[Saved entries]

══════

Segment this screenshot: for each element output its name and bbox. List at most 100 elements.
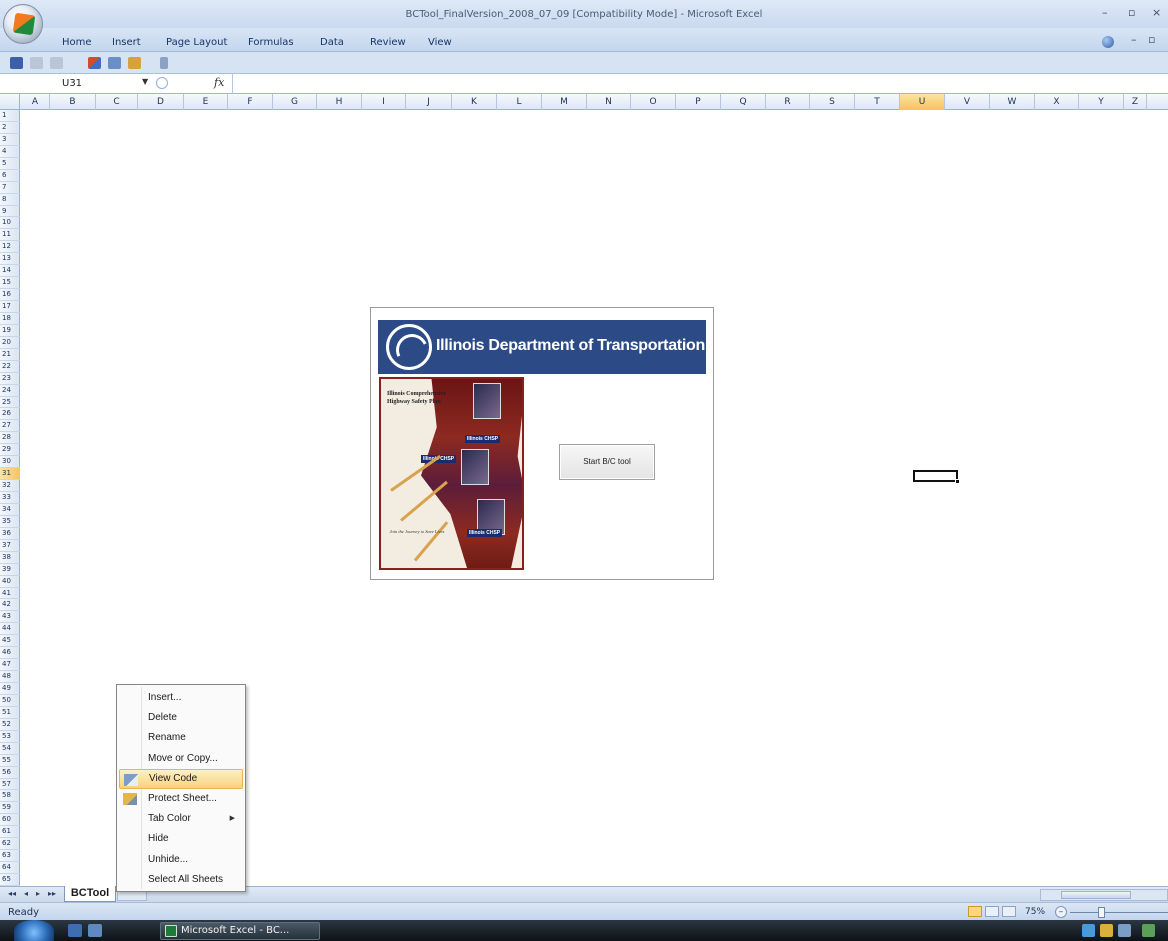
- row-header[interactable]: 43: [0, 611, 20, 624]
- page-break-view-icon[interactable]: [1002, 906, 1016, 917]
- row-header[interactable]: 4: [0, 146, 20, 158]
- row-header[interactable]: 5: [0, 158, 20, 170]
- switch-windows-icon[interactable]: [88, 924, 102, 937]
- row-header[interactable]: 56: [0, 767, 20, 779]
- column-header[interactable]: W: [990, 94, 1035, 110]
- customize-qat-icon[interactable]: [160, 57, 168, 69]
- column-header[interactable]: J: [406, 94, 452, 110]
- zoom-level[interactable]: 75%: [1025, 907, 1045, 917]
- row-header[interactable]: 42: [0, 599, 20, 612]
- menu-item-insert[interactable]: Insert...: [119, 688, 243, 708]
- scroll-thumb[interactable]: [1061, 891, 1131, 899]
- row-header[interactable]: 17: [0, 301, 20, 313]
- row-header[interactable]: 37: [0, 540, 20, 552]
- menu-item-select-all-sheets[interactable]: Select All Sheets: [119, 870, 243, 890]
- normal-view-icon[interactable]: [968, 906, 982, 917]
- column-header[interactable]: D: [138, 94, 184, 110]
- row-header[interactable]: 24: [0, 385, 20, 397]
- menu-item-rename[interactable]: Rename: [119, 728, 243, 748]
- column-header[interactable]: M: [542, 94, 587, 110]
- row-header[interactable]: 22: [0, 361, 20, 373]
- tab-data[interactable]: Data: [320, 37, 344, 48]
- column-header[interactable]: I: [362, 94, 406, 110]
- security-icon[interactable]: [1100, 924, 1113, 937]
- minimize-button[interactable]: –: [1102, 6, 1108, 19]
- next-sheet-icon[interactable]: ▸: [36, 889, 40, 898]
- row-header[interactable]: 7: [0, 182, 20, 194]
- row-header[interactable]: 25: [0, 397, 20, 409]
- insert-function-icon[interactable]: fx: [214, 76, 224, 89]
- column-header[interactable]: G: [273, 94, 317, 110]
- tray-app-icon[interactable]: [1142, 924, 1155, 937]
- row-header[interactable]: 1: [0, 110, 20, 122]
- redo-icon[interactable]: [50, 57, 63, 69]
- row-header[interactable]: 53: [0, 731, 20, 743]
- column-header[interactable]: A: [21, 94, 50, 110]
- formula-input[interactable]: [240, 77, 1140, 91]
- tab-view[interactable]: View: [428, 37, 452, 48]
- last-sheet-icon[interactable]: ▸▸: [48, 889, 56, 898]
- row-header[interactable]: 45: [0, 635, 20, 648]
- row-header[interactable]: 61: [0, 826, 20, 839]
- row-header[interactable]: 19: [0, 325, 20, 337]
- start-button[interactable]: [14, 920, 54, 941]
- column-header[interactable]: Z: [1124, 94, 1147, 110]
- row-header[interactable]: 58: [0, 790, 20, 803]
- fill-handle[interactable]: [955, 479, 960, 484]
- column-header[interactable]: F: [228, 94, 273, 110]
- column-header[interactable]: B: [50, 94, 96, 110]
- row-header[interactable]: 10: [0, 217, 20, 230]
- row-header[interactable]: 15: [0, 277, 20, 290]
- prev-sheet-icon[interactable]: ◂: [24, 889, 28, 898]
- toolbar-icon[interactable]: [108, 57, 121, 69]
- row-header[interactable]: 50: [0, 695, 20, 707]
- column-header[interactable]: U: [900, 94, 945, 110]
- zoom-slider-track[interactable]: [1070, 912, 1168, 913]
- column-header[interactable]: T: [855, 94, 900, 110]
- column-header[interactable]: Q: [721, 94, 766, 110]
- row-header[interactable]: 35: [0, 516, 20, 528]
- column-header[interactable]: N: [587, 94, 631, 110]
- row-header[interactable]: 23: [0, 373, 20, 385]
- select-all-corner[interactable]: [0, 94, 20, 110]
- column-header[interactable]: R: [766, 94, 810, 110]
- row-header[interactable]: 47: [0, 659, 20, 672]
- column-header[interactable]: Y: [1079, 94, 1124, 110]
- row-header[interactable]: 64: [0, 862, 20, 875]
- row-header[interactable]: 8: [0, 194, 20, 206]
- column-header[interactable]: V: [945, 94, 990, 110]
- row-header[interactable]: 44: [0, 623, 20, 636]
- row-header[interactable]: 18: [0, 313, 20, 325]
- row-header[interactable]: 12: [0, 241, 20, 254]
- row-header[interactable]: 6: [0, 170, 20, 182]
- row-header[interactable]: 28: [0, 432, 20, 445]
- start-bc-tool-button[interactable]: Start B/C tool: [559, 444, 655, 480]
- menu-item-delete[interactable]: Delete: [119, 708, 243, 728]
- close-button[interactable]: ×: [1152, 6, 1161, 19]
- zoom-slider-thumb[interactable]: [1098, 907, 1105, 918]
- first-sheet-icon[interactable]: ◂◂: [8, 889, 16, 898]
- row-header[interactable]: 26: [0, 408, 20, 421]
- chevron-down-icon[interactable]: ▼: [142, 77, 148, 86]
- row-header[interactable]: 27: [0, 420, 20, 433]
- column-header[interactable]: P: [676, 94, 721, 110]
- row-header[interactable]: 41: [0, 588, 20, 600]
- row-header[interactable]: 38: [0, 552, 20, 564]
- macro-icon[interactable]: [128, 57, 141, 69]
- row-header[interactable]: 20: [0, 337, 20, 349]
- menu-item-move-or-copy[interactable]: Move or Copy...: [119, 749, 243, 769]
- row-header[interactable]: 29: [0, 444, 20, 457]
- taskbar-excel-button[interactable]: Microsoft Excel - BC...: [160, 922, 320, 940]
- row-header[interactable]: 49: [0, 683, 20, 695]
- row-header[interactable]: 11: [0, 229, 20, 242]
- sheet-tab-bctool[interactable]: BCTool: [64, 886, 116, 902]
- page-layout-view-icon[interactable]: [985, 906, 999, 917]
- row-header[interactable]: 9: [0, 206, 20, 218]
- row-header[interactable]: 39: [0, 564, 20, 576]
- row-header[interactable]: 33: [0, 492, 20, 504]
- row-header[interactable]: 40: [0, 576, 20, 588]
- column-header[interactable]: S: [810, 94, 855, 110]
- show-desktop-icon[interactable]: [68, 924, 82, 937]
- row-header[interactable]: 65: [0, 874, 20, 886]
- row-header[interactable]: 32: [0, 480, 20, 493]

══════

◆ What the task asks ◆
Please rewrite every line of all the records above as a numbered list, leaving out blank lines and pictures.

◆ Exercise result ◆
1. Segment this screenshot: for each element output its name and bbox. List at most 100 elements.
2. - row-header[interactable]: 43: [0, 611, 20, 624]
3. - page-break-view-icon[interactable]: [1002, 906, 1016, 917]
4. - row-header[interactable]: 4: [0, 146, 20, 158]
5. - row-header[interactable]: 5: [0, 158, 20, 170]
6. - switch-windows-icon[interactable]: [88, 924, 102, 937]
7. - row-header[interactable]: 56: [0, 767, 20, 779]
8. - column-header[interactable]: W: [990, 94, 1035, 110]
9. - customize-qat-icon[interactable]: [160, 57, 168, 69]
10. - column-header[interactable]: J: [406, 94, 452, 110]
11. - zoom-level[interactable]: 75%: [1025, 907, 1045, 917]
12. - row-header[interactable]: 42: [0, 599, 20, 612]
13. - menu-item-insert[interactable]: Insert...: [119, 688, 243, 708]
14. - scroll-thumb[interactable]: [1061, 891, 1131, 899]
15. - row-header[interactable]: 17: [0, 301, 20, 313]
16. - row-header[interactable]: 37: [0, 540, 20, 552]
17. - menu-item-select-all-sheets[interactable]: Select All Sheets: [119, 870, 243, 890]
18. - normal-view-icon[interactable]: [968, 906, 982, 917]
19. - column-header[interactable]: D: [138, 94, 184, 110]
20. - row-header[interactable]: 24: [0, 385, 20, 397]
21. - menu-item-rename[interactable]: Rename: [119, 728, 243, 748]
22. - column-header[interactable]: M: [542, 94, 587, 110]
23. - row-header[interactable]: 22: [0, 361, 20, 373]
24. - tab-data[interactable]: Data: [320, 37, 344, 48]
25. - column-header[interactable]: I: [362, 94, 406, 110]
26. - security-icon[interactable]: [1100, 924, 1113, 937]
27. - minimize-button[interactable]: –: [1102, 6, 1108, 19]
28. - next-sheet-icon[interactable]: ▸: [36, 889, 40, 898]
29. - row-header[interactable]: 7: [0, 182, 20, 194]
30. - row-header[interactable]: 25: [0, 397, 20, 409]
31. - insert-function-icon[interactable]: fx: [214, 76, 224, 89]
32. - column-header[interactable]: G: [273, 94, 317, 110]
33. - tray-app-icon[interactable]: [1142, 924, 1155, 937]
34. - row-header[interactable]: 1: [0, 110, 20, 122]
35. - redo-icon[interactable]: [50, 57, 63, 69]
36. - row-header[interactable]: 53: [0, 731, 20, 743]
37. - column-header[interactable]: A: [21, 94, 50, 110]
38. - formula-input[interactable]: [240, 77, 1140, 91]
39. - tab-view[interactable]: View: [428, 37, 452, 48]
40. - last-sheet-icon[interactable]: ▸▸: [48, 889, 56, 898]
41. - row-header[interactable]: 45: [0, 635, 20, 648]
42. - row-header[interactable]: 61: [0, 826, 20, 839]
43. - row-header[interactable]: 19: [0, 325, 20, 337]
44. - start-button[interactable]: [14, 920, 54, 941]
45. - column-header[interactable]: Z: [1124, 94, 1147, 110]
46. - row-header[interactable]: 58: [0, 790, 20, 803]
47. - fill-handle[interactable]: [955, 479, 960, 484]
48. - column-header[interactable]: F: [228, 94, 273, 110]
49. - column-header[interactable]: B: [50, 94, 96, 110]
50. - row-header[interactable]: 10: [0, 217, 20, 230]
51. - row-header[interactable]: 15: [0, 277, 20, 290]
52. - prev-sheet-icon[interactable]: ◂: [24, 889, 28, 898]
53. - toolbar-icon[interactable]: [108, 57, 121, 69]
54. - row-header[interactable]: 50: [0, 695, 20, 707]
55. - column-header[interactable]: U: [900, 94, 945, 110]
56. - zoom-slider-track[interactable]: [1070, 912, 1168, 913]
57. - column-header[interactable]: T: [855, 94, 900, 110]
58. - column-header[interactable]: Q: [721, 94, 766, 110]
59. - row-header[interactable]: 35: [0, 516, 20, 528]
60. - column-header[interactable]: N: [587, 94, 631, 110]
61. - row-header[interactable]: 23: [0, 373, 20, 385]
62. - select-all-corner[interactable]: [0, 94, 20, 110]
63. - column-header[interactable]: R: [766, 94, 810, 110]
64. - row-header[interactable]: 47: [0, 659, 20, 672]
65. - column-header[interactable]: Y: [1079, 94, 1124, 110]
66. - row-header[interactable]: 64: [0, 862, 20, 875]
67. - row-header[interactable]: 8: [0, 194, 20, 206]
68. - column-header[interactable]: V: [945, 94, 990, 110]
69. - row-header[interactable]: 44: [0, 623, 20, 636]
70. - row-header[interactable]: 18: [0, 313, 20, 325]
71. - row-header[interactable]: 12: [0, 241, 20, 254]
72. - row-header[interactable]: 6: [0, 170, 20, 182]
73. - row-header[interactable]: 28: [0, 432, 20, 445]
74. - start-bc-tool-button[interactable]: Start B/C tool: [559, 444, 655, 480]
75. - menu-item-delete[interactable]: Delete: [119, 708, 243, 728]
76. - close-button[interactable]: ×: [1152, 6, 1161, 19]
77. - zoom-slider-thumb[interactable]: [1098, 907, 1105, 918]
78. - first-sheet-icon[interactable]: ◂◂: [8, 889, 16, 898]
79. - row-header[interactable]: 26: [0, 408, 20, 421]
80. - chevron-down-icon[interactable]: ▼: [142, 77, 148, 86]
81. - row-header[interactable]: 27: [0, 420, 20, 433]
82. - column-header[interactable]: P: [676, 94, 721, 110]
83. - row-header[interactable]: 41: [0, 588, 20, 600]
84. - row-header[interactable]: 38: [0, 552, 20, 564]
85. - macro-icon[interactable]: [128, 57, 141, 69]
86. - row-header[interactable]: 20: [0, 337, 20, 349]
87. - menu-item-move-or-copy[interactable]: Move or Copy...: [119, 749, 243, 769]
88. - row-header[interactable]: 29: [0, 444, 20, 457]
89. - taskbar-excel-button[interactable]: Microsoft Excel - BC...: [160, 922, 320, 940]
90. - row-header[interactable]: 49: [0, 683, 20, 695]
91. - row-header[interactable]: 11: [0, 229, 20, 242]
92. - sheet-tab-bctool[interactable]: BCTool: [64, 886, 116, 902]
93. - page-layout-view-icon[interactable]: [985, 906, 999, 917]
94. - row-header[interactable]: 9: [0, 206, 20, 218]
95. - row-header[interactable]: 39: [0, 564, 20, 576]
96. - row-header[interactable]: 33: [0, 492, 20, 504]
97. - row-header[interactable]: 40: [0, 576, 20, 588]
98. - column-header[interactable]: S: [810, 94, 855, 110]
99. - show-desktop-icon[interactable]: [68, 924, 82, 937]
100. - row-header[interactable]: 65: [0, 874, 20, 886]
101. - row-header[interactable]: 32: [0, 480, 20, 493]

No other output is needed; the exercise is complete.